[Records about charts and figures]

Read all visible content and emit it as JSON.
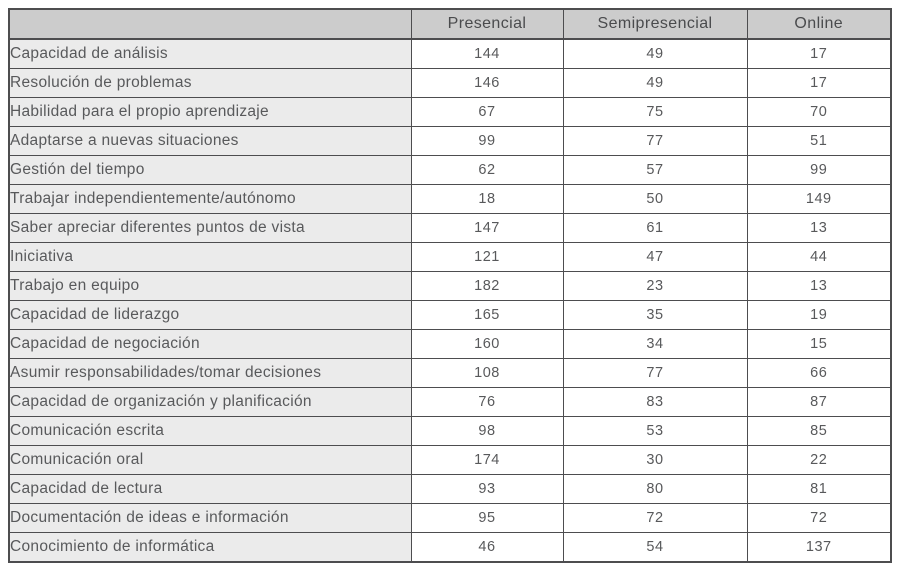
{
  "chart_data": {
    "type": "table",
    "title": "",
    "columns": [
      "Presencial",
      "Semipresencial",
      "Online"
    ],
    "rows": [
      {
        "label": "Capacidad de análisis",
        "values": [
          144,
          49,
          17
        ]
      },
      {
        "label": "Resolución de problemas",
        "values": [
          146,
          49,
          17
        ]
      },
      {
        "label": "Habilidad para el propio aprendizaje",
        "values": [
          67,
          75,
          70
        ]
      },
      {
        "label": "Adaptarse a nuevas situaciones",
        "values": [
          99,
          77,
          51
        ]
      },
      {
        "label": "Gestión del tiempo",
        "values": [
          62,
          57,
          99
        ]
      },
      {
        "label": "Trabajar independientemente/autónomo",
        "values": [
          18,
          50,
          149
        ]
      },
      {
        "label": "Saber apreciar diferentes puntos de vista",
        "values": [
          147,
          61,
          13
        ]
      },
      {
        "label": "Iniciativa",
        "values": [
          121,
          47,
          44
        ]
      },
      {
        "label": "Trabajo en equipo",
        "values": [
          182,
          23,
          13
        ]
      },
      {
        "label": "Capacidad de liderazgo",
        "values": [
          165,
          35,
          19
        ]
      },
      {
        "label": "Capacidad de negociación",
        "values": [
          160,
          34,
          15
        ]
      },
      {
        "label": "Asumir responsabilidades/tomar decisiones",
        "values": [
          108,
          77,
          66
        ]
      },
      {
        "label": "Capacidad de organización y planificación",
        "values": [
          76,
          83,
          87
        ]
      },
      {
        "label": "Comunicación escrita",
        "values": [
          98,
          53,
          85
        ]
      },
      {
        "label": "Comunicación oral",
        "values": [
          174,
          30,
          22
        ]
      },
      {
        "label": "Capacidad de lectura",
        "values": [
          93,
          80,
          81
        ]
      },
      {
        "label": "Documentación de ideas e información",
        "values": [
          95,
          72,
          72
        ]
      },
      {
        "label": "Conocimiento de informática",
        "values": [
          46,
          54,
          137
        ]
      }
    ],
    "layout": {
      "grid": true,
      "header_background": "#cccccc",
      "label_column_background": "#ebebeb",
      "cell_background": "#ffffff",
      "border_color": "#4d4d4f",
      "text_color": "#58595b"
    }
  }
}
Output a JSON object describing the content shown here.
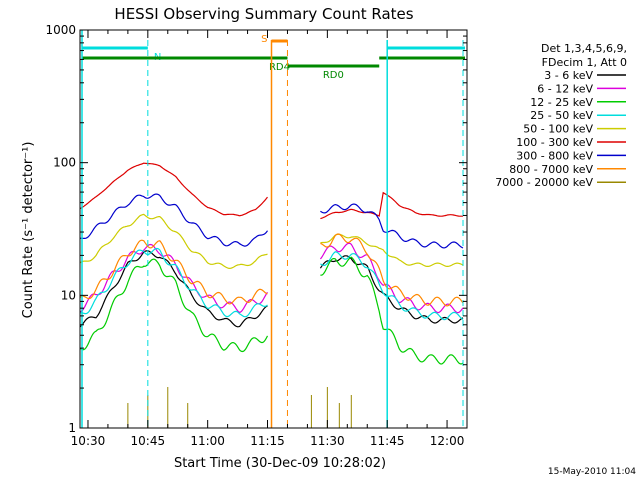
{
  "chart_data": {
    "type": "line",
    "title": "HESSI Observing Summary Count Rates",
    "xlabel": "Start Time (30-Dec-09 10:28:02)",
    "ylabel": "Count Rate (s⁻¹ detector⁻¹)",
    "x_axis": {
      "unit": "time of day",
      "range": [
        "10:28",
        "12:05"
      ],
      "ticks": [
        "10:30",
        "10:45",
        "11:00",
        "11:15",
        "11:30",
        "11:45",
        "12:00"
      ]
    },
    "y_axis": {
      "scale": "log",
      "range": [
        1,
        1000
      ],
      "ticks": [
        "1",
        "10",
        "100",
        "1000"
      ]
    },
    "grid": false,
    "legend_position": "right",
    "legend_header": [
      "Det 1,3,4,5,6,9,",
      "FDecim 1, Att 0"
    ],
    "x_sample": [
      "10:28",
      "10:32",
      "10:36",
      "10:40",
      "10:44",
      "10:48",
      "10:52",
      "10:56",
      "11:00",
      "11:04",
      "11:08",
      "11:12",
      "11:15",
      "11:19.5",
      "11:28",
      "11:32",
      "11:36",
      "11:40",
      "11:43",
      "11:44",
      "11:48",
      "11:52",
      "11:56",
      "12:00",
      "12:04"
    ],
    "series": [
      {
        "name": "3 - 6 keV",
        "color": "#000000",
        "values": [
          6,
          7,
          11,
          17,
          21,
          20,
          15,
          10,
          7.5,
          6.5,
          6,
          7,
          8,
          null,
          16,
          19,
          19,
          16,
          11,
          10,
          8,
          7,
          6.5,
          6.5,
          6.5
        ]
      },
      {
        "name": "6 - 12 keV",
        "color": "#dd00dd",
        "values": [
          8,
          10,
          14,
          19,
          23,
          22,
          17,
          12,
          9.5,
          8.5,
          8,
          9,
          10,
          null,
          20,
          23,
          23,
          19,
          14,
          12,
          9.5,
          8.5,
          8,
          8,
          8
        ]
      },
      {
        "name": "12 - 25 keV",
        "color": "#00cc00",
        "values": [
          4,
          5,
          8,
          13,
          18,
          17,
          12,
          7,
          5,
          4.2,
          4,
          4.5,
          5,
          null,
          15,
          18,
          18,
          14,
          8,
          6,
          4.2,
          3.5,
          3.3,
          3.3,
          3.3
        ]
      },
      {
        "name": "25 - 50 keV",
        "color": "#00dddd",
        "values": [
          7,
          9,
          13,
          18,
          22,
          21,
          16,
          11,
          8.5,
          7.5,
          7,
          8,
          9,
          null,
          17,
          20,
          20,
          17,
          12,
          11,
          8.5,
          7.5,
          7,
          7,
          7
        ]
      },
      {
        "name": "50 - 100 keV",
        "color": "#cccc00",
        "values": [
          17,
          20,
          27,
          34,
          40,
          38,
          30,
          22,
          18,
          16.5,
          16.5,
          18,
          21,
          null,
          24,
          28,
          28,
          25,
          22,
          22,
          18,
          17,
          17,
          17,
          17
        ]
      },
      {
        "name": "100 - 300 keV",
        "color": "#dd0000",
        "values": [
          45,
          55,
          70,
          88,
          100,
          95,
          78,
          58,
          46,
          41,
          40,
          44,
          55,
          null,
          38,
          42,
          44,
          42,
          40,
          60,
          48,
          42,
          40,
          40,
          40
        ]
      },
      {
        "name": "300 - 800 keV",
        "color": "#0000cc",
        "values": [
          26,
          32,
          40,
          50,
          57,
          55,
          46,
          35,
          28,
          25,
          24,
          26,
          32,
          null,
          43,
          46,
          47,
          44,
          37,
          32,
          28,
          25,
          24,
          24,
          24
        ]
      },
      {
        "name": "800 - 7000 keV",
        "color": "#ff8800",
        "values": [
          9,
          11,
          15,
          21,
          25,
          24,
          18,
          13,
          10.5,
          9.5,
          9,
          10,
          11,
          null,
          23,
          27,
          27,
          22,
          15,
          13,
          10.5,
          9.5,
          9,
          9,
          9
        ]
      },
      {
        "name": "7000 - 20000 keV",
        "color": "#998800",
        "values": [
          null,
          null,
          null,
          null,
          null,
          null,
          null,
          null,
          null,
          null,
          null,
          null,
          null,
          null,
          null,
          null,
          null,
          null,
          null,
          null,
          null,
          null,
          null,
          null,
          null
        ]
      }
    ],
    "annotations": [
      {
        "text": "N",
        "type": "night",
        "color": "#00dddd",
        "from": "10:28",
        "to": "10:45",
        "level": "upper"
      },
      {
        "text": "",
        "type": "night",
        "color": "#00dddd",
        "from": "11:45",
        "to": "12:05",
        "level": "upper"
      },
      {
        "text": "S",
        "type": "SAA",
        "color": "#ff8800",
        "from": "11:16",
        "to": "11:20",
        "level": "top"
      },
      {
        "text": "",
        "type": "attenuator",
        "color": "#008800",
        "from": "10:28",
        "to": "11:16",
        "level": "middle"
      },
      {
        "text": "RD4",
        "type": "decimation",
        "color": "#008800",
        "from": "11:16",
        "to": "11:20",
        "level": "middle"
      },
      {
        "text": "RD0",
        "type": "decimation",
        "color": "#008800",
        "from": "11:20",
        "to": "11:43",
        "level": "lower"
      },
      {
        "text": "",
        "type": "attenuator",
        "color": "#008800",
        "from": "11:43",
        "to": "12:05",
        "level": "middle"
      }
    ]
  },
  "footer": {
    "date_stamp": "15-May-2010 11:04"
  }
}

- [What this task involves]
Show each line of the data that contains the string "from".

- [Task response]
        "from": "10:28",
        "from": "11:45",
        "from": "11:16",
        "from": "10:28",
        "from": "11:16",
        "from": "11:20",
        "from": "11:43",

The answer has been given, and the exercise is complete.